## Task description
Without the images, output each record below as it stands.

## Records provided

#####

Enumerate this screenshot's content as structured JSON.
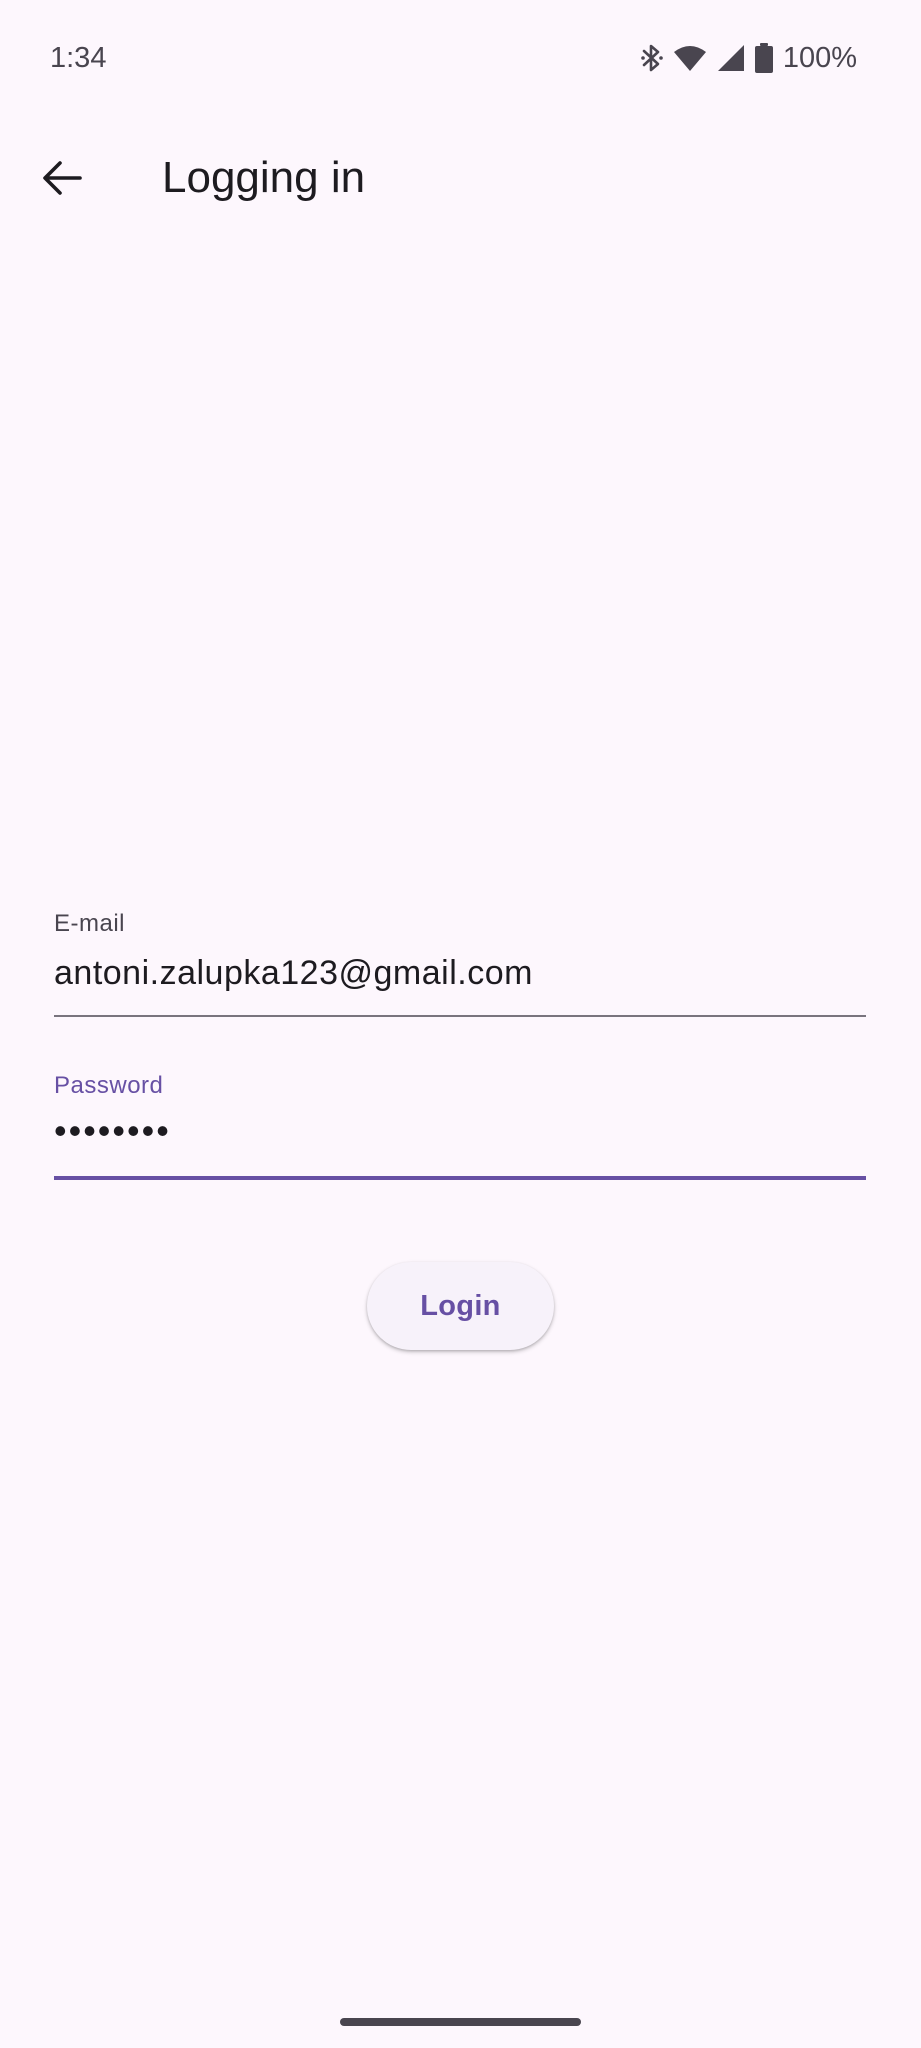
{
  "status_bar": {
    "time": "1:34",
    "battery_percent": "100%",
    "icons": [
      "bluetooth-icon",
      "wifi-icon",
      "cell-signal-icon",
      "battery-icon"
    ]
  },
  "app_bar": {
    "back_icon": "arrow-back-icon",
    "title": "Logging in"
  },
  "form": {
    "email": {
      "label": "E-mail",
      "value": "antoni.zalupka123@gmail.com"
    },
    "password": {
      "label": "Password",
      "value": "••••••••"
    },
    "login_label": "Login"
  },
  "colors": {
    "background": "#fdf7fd",
    "primary": "#6750a4",
    "on_surface": "#1d1b20",
    "on_surface_variant": "#49454f",
    "outline": "#79747e",
    "button_surface": "#f7f2fa"
  }
}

#####

## Answer to this exercise
Enumerate this screenshot's content as structured JSON.
{
  "status_bar": {
    "time": "1:34",
    "battery_percent": "100%",
    "icons": [
      "bluetooth-icon",
      "wifi-icon",
      "cell-signal-icon",
      "battery-icon"
    ]
  },
  "app_bar": {
    "back_icon": "arrow-back-icon",
    "title": "Logging in"
  },
  "form": {
    "email": {
      "label": "E-mail",
      "value": "antoni.zalupka123@gmail.com"
    },
    "password": {
      "label": "Password",
      "value": "••••••••"
    },
    "login_label": "Login"
  },
  "colors": {
    "background": "#fdf7fd",
    "primary": "#6750a4",
    "on_surface": "#1d1b20",
    "on_surface_variant": "#49454f",
    "outline": "#79747e",
    "button_surface": "#f7f2fa"
  }
}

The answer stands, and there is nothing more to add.